* **Exercise details**
Gather every line of the entries that includes the word "脱式计算".

* **Recorded data**
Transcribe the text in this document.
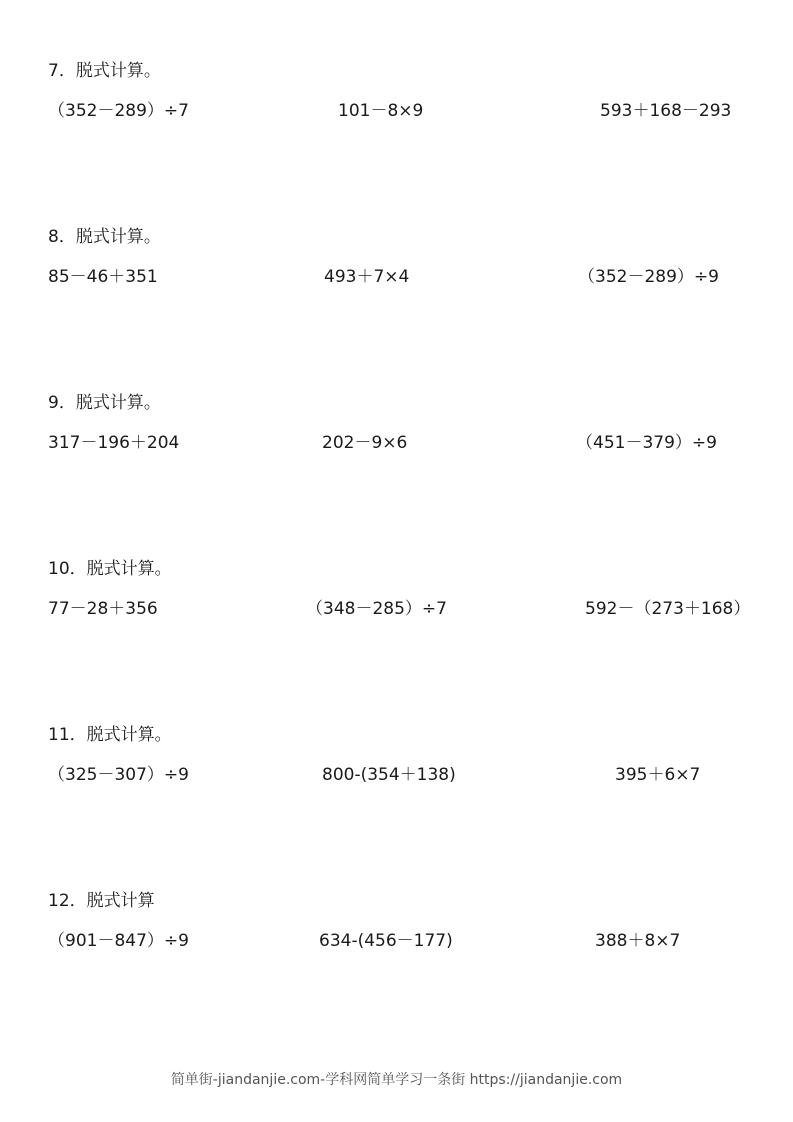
7．脱式计算。
（352－289）÷7	101－8×9	593＋168－293
8．脱式计算。
85－46＋351	493＋7×4	（352－289）÷9
9．脱式计算。
317－196＋204	202－9×6	（451－379）÷9
10．脱式计算。
77－28＋356	（348－285）÷7	592－（273＋168）
11．脱式计算。
（325－307）÷9	800-(354＋138)	395＋6×7
12．脱式计算
（901－847）÷9	634-(456－177)	388＋8×7
简单街-jiandanjie.com-学科网简单学习一条街 https://jiandanjie.com
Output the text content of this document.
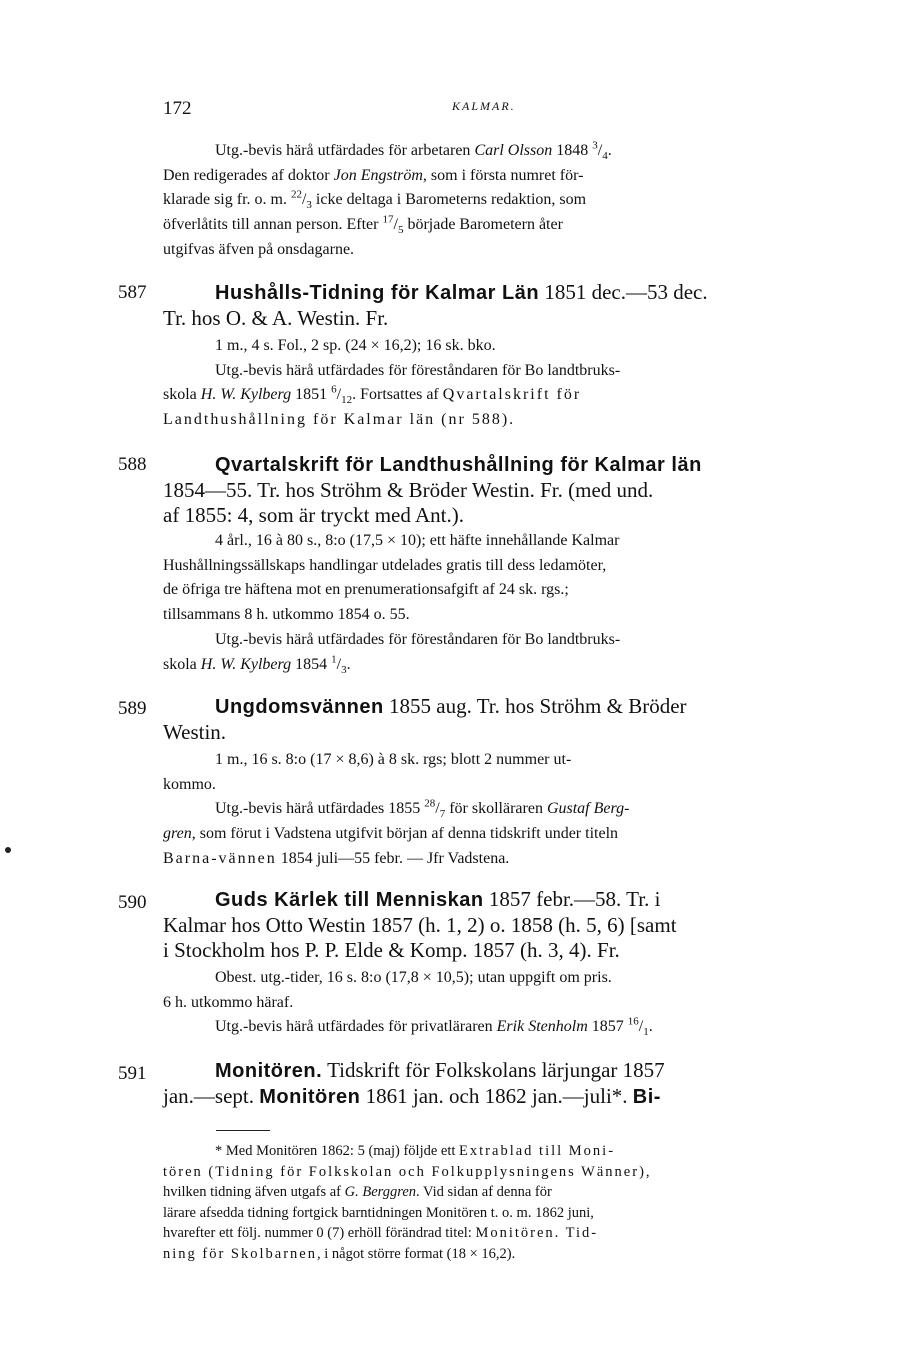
172	KALMAR.
Utg.-bevis härå utfärdades för arbetaren Carl Olsson 1848 $^3/_4$.
Den redigerades af doktor Jon Engström, som i första numret för-
klarade sig fr. o. m. $^{22}/_3$ icke deltaga i Barometerns redaktion, som
öfverlåtits till annan person. Efter $^{17}/_5$ började Barometern åter
utgifvas äfven på onsdagarne.
587	Hushålls-Tidning för Kalmar Län 1851 dec.—53 dec.
Tr. hos O. & A. Westin. Fr.
1 m., 4 s. Fol., 2 sp. (24 × 16,2); 16 sk. bko.
Utg.-bevis härå utfärdades för föreståndaren för Bo landtbruks-
skola H. W. Kylberg 1851 $^6/_{12}$. Fortsattes af Qvartalskrift för
Landthushållning för Kalmar län (nr 588).
588	Qvartalskrift för Landthushållning för Kalmar län
1854—55. Tr. hos Ströhm & Bröder Westin. Fr. (med und.
af 1855: 4, som är tryckt med Ant.).
4 årl., 16 à 80 s., 8:o (17,5 × 10); ett häfte innehållande Kalmar
Hushållningssällskaps handlingar utdelades gratis till dess ledamöter,
de öfriga tre häftena mot en prenumerationsafgift af 24 sk. rgs.;
tillsammans 8 h. utkommo 1854 o. 55.
Utg.-bevis härå utfärdades för föreståndaren för Bo landtbruks-
skola H. W. Kylberg 1854 $^1/_3$.
589	Ungdomsvännen 1855 aug. Tr. hos Ströhm & Bröder
Westin.
1 m., 16 s. 8:o (17 × 8,6) à 8 sk. rgs; blott 2 nummer ut-
kommo.
Utg.-bevis härå utfärdades 1855 $^{28}/_7$ för skolläraren Gustaf Berg-
gren, som förut i Vadstena utgifvit början af denna tidskrift under titeln
Barna-vännen 1854 juli—55 febr. — Jfr Vadstena.
590	Guds Kärlek till Menniskan 1857 febr.—58. Tr. i
Kalmar hos Otto Westin 1857 (h. 1, 2) o. 1858 (h. 5, 6) [samt
i Stockholm hos P. P. Elde & Komp. 1857 (h. 3, 4). Fr.
Obest. utg.-tider, 16 s. 8:o (17,8 × 10,5); utan uppgift om pris.
6 h. utkommo häraf.
Utg.-bevis härå utfärdades för privatläraren Erik Stenholm 1857 $^{16}/_1$.
591	Monitören. Tidskrift för Folkskolans lärjungar 1857
jan.—sept. Monitören 1861 jan. och 1862 jan.—juli*. Bi-
* Med Monitören 1862: 5 (maj) följde ett Extrablad till Moni-
tören (Tidning för Folkskolan och Folkupplysningens Wänner),
hvilken tidning äfven utgafs af G. Berggren. Vid sidan af denna för
lärare afsedda tidning fortgick barntidningen Monitören t. o. m. 1862 juni,
hvarefter ett följ. nummer 0 (7) erhöll förändrad titel: Monitören. Tid-
ning för Skolbarnen, i något större format (18 × 16,2).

* **Reply**
7．脱式计算。
8．脱式计算。
9．脱式计算。
10．脱式计算。
11．脱式计算。
12．脱式计算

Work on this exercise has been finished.